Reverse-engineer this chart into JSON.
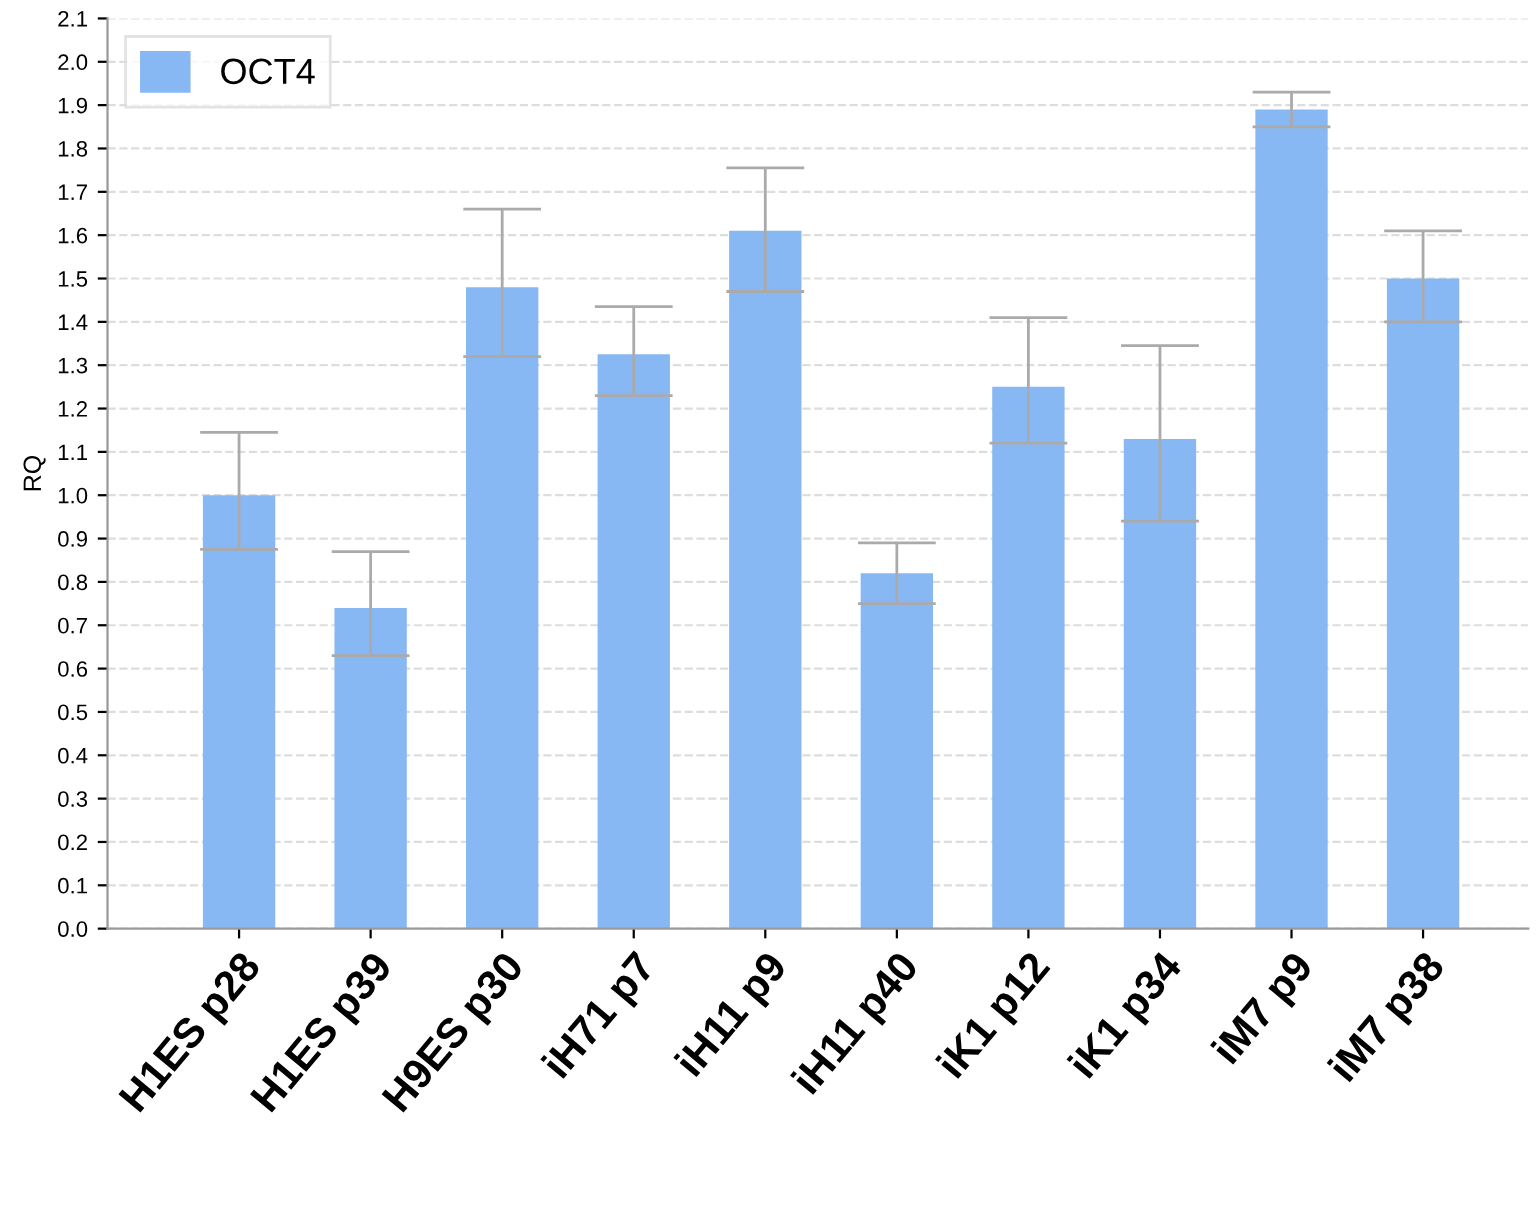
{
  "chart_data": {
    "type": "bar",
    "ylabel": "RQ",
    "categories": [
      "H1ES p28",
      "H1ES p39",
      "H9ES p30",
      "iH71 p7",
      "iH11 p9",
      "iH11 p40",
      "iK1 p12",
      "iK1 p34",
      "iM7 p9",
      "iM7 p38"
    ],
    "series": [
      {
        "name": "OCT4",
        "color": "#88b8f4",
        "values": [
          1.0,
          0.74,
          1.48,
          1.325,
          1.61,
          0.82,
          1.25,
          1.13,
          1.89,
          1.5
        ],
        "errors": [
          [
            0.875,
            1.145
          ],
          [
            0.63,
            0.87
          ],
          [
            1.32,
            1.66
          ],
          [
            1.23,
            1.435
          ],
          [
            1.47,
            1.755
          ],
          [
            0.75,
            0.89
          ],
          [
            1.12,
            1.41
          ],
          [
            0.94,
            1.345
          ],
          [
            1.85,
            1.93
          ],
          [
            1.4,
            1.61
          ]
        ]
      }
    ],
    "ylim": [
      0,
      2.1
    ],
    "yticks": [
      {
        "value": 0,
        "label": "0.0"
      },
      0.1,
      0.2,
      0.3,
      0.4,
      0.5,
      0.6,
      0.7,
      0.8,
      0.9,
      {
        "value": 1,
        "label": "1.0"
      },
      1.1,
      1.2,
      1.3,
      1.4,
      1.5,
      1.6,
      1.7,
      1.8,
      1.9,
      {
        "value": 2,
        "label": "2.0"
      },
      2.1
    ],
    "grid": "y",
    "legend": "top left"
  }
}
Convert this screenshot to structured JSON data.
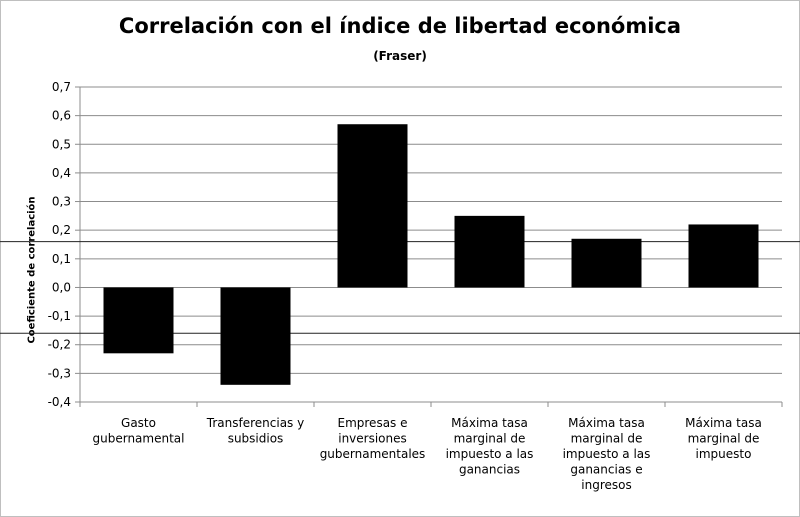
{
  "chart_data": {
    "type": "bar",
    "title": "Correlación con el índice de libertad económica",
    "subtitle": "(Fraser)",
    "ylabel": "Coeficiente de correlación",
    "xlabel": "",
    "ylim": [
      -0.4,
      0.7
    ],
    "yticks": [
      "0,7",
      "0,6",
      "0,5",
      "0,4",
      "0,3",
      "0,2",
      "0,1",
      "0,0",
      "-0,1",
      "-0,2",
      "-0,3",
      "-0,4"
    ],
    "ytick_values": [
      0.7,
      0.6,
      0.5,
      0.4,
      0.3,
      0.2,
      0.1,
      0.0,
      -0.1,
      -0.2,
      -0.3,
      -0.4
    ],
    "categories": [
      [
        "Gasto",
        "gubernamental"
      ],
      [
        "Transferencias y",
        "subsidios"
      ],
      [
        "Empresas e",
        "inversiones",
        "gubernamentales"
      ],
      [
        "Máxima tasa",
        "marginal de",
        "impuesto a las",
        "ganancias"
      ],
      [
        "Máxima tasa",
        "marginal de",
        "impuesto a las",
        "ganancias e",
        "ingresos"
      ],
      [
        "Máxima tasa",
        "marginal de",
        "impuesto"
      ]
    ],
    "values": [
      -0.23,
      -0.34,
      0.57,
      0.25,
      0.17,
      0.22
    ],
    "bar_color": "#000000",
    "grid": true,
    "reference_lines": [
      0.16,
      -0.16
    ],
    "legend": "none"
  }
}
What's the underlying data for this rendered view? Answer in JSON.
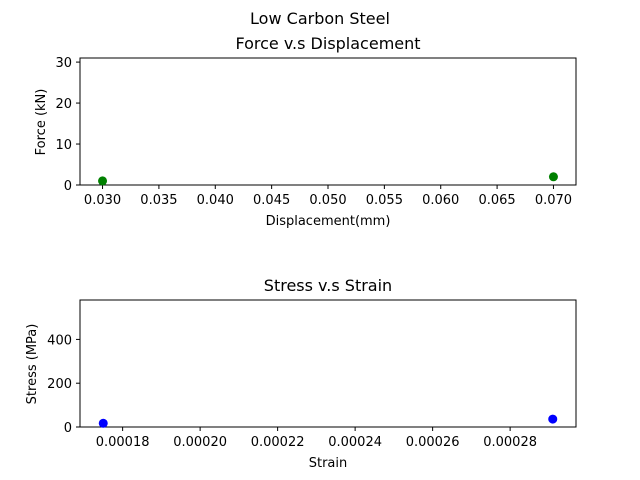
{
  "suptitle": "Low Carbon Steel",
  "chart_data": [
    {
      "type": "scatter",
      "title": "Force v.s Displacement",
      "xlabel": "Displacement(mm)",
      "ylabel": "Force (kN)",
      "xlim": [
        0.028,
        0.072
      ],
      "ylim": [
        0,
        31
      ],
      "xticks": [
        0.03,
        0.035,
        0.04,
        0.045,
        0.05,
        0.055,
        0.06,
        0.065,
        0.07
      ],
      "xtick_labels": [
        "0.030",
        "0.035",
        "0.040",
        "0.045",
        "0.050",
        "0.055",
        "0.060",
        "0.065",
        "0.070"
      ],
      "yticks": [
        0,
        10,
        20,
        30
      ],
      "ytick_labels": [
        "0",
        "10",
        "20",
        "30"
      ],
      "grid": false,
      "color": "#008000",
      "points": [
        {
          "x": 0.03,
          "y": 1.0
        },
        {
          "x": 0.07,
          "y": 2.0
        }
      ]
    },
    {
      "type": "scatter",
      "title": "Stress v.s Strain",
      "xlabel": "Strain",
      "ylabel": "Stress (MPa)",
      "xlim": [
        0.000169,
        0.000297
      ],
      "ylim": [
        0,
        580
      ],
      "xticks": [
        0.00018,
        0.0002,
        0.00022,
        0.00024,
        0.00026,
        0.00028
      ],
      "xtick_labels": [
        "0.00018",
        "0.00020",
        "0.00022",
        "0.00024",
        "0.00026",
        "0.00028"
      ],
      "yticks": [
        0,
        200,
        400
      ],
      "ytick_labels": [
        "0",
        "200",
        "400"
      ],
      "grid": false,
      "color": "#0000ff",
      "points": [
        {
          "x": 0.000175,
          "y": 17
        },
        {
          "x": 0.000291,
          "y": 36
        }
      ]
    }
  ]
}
==================================================
◆ **Short task**:
Write the records above out again exactly, with no pictures in your copy.

◆ **Output below**:
Reverse-engineer this chart into JSON.
{
  "chart_data": {
    "type": "bar",
    "ylabel": "RQ",
    "categories": [
      "H1ES p28",
      "H1ES p39",
      "H9ES p30",
      "iH71 p7",
      "iH11 p9",
      "iH11 p40",
      "iK1 p12",
      "iK1 p34",
      "iM7 p9",
      "iM7 p38"
    ],
    "series": [
      {
        "name": "OCT4",
        "color": "#88b8f4",
        "values": [
          1.0,
          0.74,
          1.48,
          1.325,
          1.61,
          0.82,
          1.25,
          1.13,
          1.89,
          1.5
        ],
        "errors": [
          [
            0.875,
            1.145
          ],
          [
            0.63,
            0.87
          ],
          [
            1.32,
            1.66
          ],
          [
            1.23,
            1.435
          ],
          [
            1.47,
            1.755
          ],
          [
            0.75,
            0.89
          ],
          [
            1.12,
            1.41
          ],
          [
            0.94,
            1.345
          ],
          [
            1.85,
            1.93
          ],
          [
            1.4,
            1.61
          ]
        ]
      }
    ],
    "ylim": [
      0,
      2.1
    ],
    "yticks": [
      {
        "value": 0,
        "label": "0.0"
      },
      0.1,
      0.2,
      0.3,
      0.4,
      0.5,
      0.6,
      0.7,
      0.8,
      0.9,
      {
        "value": 1,
        "label": "1.0"
      },
      1.1,
      1.2,
      1.3,
      1.4,
      1.5,
      1.6,
      1.7,
      1.8,
      1.9,
      {
        "value": 2,
        "label": "2.0"
      },
      2.1
    ],
    "grid": "y",
    "legend": "top left"
  }
}
Convert this screenshot to structured JSON data.
{
  "chart_data": {
    "type": "bar",
    "title": "Correlación con el índice de libertad económica",
    "subtitle": "(Fraser)",
    "ylabel": "Coeficiente de correlación",
    "xlabel": "",
    "ylim": [
      -0.4,
      0.7
    ],
    "yticks": [
      "0,7",
      "0,6",
      "0,5",
      "0,4",
      "0,3",
      "0,2",
      "0,1",
      "0,0",
      "-0,1",
      "-0,2",
      "-0,3",
      "-0,4"
    ],
    "ytick_values": [
      0.7,
      0.6,
      0.5,
      0.4,
      0.3,
      0.2,
      0.1,
      0.0,
      -0.1,
      -0.2,
      -0.3,
      -0.4
    ],
    "categories": [
      [
        "Gasto",
        "gubernamental"
      ],
      [
        "Transferencias y",
        "subsidios"
      ],
      [
        "Empresas e",
        "inversiones",
        "gubernamentales"
      ],
      [
        "Máxima tasa",
        "marginal de",
        "impuesto a las",
        "ganancias"
      ],
      [
        "Máxima tasa",
        "marginal de",
        "impuesto a las",
        "ganancias e",
        "ingresos"
      ],
      [
        "Máxima tasa",
        "marginal de",
        "impuesto"
      ]
    ],
    "values": [
      -0.23,
      -0.34,
      0.57,
      0.25,
      0.17,
      0.22
    ],
    "bar_color": "#000000",
    "grid": true,
    "reference_lines": [
      0.16,
      -0.16
    ],
    "legend": "none"
  }
}
What's the underlying data for this rendered view? Answer in JSON.
{
  "suptitle": "Low Carbon Steel",
  "chart_data": [
    {
      "type": "scatter",
      "title": "Force v.s Displacement",
      "xlabel": "Displacement(mm)",
      "ylabel": "Force (kN)",
      "xlim": [
        0.028,
        0.072
      ],
      "ylim": [
        0,
        31
      ],
      "xticks": [
        0.03,
        0.035,
        0.04,
        0.045,
        0.05,
        0.055,
        0.06,
        0.065,
        0.07
      ],
      "xtick_labels": [
        "0.030",
        "0.035",
        "0.040",
        "0.045",
        "0.050",
        "0.055",
        "0.060",
        "0.065",
        "0.070"
      ],
      "yticks": [
        0,
        10,
        20,
        30
      ],
      "ytick_labels": [
        "0",
        "10",
        "20",
        "30"
      ],
      "grid": false,
      "color": "#008000",
      "points": [
        {
          "x": 0.03,
          "y": 1.0
        },
        {
          "x": 0.07,
          "y": 2.0
        }
      ]
    },
    {
      "type": "scatter",
      "title": "Stress v.s Strain",
      "xlabel": "Strain",
      "ylabel": "Stress (MPa)",
      "xlim": [
        0.000169,
        0.000297
      ],
      "ylim": [
        0,
        580
      ],
      "xticks": [
        0.00018,
        0.0002,
        0.00022,
        0.00024,
        0.00026,
        0.00028
      ],
      "xtick_labels": [
        "0.00018",
        "0.00020",
        "0.00022",
        "0.00024",
        "0.00026",
        "0.00028"
      ],
      "yticks": [
        0,
        200,
        400
      ],
      "ytick_labels": [
        "0",
        "200",
        "400"
      ],
      "grid": false,
      "color": "#0000ff",
      "points": [
        {
          "x": 0.000175,
          "y": 17
        },
        {
          "x": 0.000291,
          "y": 36
        }
      ]
    }
  ]
}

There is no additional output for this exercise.